[GIVEN ENTRIES]
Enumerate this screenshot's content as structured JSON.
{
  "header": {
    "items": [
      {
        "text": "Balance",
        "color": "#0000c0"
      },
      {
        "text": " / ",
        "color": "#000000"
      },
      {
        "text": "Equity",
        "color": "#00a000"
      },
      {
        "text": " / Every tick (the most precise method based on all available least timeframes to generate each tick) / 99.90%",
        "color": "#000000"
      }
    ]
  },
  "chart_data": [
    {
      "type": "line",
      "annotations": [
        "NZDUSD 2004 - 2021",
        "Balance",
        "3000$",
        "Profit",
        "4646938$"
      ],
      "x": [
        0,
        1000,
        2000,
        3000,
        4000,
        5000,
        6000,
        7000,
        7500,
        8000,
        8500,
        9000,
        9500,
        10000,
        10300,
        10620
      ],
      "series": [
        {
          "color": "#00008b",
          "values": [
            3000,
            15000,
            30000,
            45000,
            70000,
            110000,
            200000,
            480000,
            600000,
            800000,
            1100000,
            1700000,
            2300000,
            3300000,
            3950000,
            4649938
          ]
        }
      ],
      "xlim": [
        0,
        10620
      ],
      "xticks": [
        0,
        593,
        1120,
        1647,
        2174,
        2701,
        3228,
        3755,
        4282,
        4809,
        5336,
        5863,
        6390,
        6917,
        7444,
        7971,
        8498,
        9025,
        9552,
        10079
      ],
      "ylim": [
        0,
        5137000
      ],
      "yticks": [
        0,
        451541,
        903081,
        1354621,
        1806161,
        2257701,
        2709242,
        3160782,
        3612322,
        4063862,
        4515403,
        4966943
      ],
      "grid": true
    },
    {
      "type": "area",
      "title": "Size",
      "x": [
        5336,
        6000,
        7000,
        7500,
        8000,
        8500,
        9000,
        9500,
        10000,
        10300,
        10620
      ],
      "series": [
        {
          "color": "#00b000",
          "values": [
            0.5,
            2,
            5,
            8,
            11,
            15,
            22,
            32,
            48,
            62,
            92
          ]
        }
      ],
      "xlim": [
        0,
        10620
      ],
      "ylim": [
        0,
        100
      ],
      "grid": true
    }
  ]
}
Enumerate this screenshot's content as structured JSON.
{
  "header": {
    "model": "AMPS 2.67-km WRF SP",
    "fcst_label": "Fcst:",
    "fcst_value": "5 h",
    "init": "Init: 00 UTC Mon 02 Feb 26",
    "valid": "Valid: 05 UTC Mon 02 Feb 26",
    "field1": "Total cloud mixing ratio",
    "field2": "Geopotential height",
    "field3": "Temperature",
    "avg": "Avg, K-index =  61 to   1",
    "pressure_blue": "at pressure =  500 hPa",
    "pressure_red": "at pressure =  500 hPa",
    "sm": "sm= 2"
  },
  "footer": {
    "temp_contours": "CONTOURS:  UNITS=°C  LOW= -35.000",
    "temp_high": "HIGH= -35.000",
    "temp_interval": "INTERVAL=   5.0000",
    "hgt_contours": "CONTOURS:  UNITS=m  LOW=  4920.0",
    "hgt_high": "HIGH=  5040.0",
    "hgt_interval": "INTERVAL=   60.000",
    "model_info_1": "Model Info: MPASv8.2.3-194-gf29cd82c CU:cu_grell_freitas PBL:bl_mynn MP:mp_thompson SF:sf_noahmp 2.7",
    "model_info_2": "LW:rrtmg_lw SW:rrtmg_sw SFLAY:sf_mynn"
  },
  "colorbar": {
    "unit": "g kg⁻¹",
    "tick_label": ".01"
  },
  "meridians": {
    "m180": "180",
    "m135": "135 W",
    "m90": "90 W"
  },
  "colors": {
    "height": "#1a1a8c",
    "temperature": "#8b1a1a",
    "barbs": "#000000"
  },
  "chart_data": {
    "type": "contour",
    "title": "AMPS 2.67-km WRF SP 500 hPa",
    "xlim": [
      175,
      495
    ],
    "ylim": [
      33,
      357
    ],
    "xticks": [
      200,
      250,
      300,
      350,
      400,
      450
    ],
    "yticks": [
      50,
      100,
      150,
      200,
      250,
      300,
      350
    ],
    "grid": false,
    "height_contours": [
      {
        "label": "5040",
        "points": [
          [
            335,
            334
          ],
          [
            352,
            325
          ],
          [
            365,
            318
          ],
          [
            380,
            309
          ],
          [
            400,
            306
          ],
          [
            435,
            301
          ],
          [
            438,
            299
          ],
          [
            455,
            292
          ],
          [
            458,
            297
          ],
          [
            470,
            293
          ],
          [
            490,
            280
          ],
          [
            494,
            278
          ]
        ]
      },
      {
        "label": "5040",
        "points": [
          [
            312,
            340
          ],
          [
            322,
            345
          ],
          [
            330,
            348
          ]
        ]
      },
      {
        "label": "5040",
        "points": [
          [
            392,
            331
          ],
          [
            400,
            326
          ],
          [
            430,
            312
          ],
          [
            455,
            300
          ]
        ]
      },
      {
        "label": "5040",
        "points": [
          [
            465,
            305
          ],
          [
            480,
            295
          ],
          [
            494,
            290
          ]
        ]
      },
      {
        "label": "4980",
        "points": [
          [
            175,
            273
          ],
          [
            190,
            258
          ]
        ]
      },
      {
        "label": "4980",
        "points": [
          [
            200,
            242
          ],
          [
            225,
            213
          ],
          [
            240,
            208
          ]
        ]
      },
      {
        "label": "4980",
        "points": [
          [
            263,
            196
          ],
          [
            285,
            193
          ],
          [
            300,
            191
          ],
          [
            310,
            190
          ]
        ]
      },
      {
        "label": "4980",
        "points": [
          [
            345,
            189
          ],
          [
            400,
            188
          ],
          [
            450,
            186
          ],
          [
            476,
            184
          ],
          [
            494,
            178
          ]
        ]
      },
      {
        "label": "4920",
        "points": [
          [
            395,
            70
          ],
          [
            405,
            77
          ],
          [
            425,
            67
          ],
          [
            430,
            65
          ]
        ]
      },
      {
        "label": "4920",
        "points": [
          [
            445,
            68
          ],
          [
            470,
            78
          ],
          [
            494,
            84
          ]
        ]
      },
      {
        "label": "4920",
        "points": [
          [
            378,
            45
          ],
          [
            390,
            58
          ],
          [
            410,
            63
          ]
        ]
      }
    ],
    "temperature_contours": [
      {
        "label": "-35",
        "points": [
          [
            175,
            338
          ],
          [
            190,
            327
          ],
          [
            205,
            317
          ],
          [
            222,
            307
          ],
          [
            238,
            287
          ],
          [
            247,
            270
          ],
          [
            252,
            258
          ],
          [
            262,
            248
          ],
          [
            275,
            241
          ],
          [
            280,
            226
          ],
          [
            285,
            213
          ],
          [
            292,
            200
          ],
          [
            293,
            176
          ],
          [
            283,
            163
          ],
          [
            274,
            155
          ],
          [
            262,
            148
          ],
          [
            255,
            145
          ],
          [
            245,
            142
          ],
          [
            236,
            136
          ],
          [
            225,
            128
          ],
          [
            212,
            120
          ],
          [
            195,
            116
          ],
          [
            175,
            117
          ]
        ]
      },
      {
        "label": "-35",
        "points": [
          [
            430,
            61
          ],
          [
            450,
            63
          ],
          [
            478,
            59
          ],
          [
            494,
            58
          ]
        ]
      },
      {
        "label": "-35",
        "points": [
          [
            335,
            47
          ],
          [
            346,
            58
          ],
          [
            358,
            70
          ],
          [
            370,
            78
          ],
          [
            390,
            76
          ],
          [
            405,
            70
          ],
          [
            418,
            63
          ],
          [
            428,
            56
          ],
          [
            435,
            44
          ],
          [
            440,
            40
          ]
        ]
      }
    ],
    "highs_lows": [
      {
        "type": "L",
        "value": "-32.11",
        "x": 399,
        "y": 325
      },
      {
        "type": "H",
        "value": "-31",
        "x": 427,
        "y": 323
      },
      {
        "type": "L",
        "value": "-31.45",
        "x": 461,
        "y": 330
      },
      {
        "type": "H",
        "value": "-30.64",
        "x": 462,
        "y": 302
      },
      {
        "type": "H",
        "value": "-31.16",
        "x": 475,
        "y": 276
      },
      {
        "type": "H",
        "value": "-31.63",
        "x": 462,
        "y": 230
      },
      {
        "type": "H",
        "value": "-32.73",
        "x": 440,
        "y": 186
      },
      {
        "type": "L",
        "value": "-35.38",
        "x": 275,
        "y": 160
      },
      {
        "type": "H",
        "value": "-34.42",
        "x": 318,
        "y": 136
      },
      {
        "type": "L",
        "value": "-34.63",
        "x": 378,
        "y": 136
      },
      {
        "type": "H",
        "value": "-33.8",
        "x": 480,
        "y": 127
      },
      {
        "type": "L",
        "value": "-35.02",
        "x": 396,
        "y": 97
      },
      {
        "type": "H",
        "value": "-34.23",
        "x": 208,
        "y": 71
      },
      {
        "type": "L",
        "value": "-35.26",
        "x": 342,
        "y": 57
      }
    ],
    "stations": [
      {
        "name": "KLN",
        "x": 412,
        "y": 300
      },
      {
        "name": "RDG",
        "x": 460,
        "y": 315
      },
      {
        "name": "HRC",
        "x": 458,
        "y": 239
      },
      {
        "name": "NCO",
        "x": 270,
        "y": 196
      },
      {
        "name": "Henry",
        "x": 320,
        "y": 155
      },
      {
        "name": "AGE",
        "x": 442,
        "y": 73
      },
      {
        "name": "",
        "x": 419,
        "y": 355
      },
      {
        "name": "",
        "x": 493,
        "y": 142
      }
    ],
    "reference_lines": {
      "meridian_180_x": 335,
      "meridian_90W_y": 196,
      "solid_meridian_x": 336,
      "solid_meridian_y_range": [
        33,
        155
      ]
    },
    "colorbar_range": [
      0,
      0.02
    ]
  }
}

[GOAL]
Pull out every line holding "AMPS" from the records above, and copy it.

[SOLUTION TO THE PROBLEM]
    "model": "AMPS 2.67-km WRF SP",
    "title": "AMPS 2.67-km WRF SP 500 hPa",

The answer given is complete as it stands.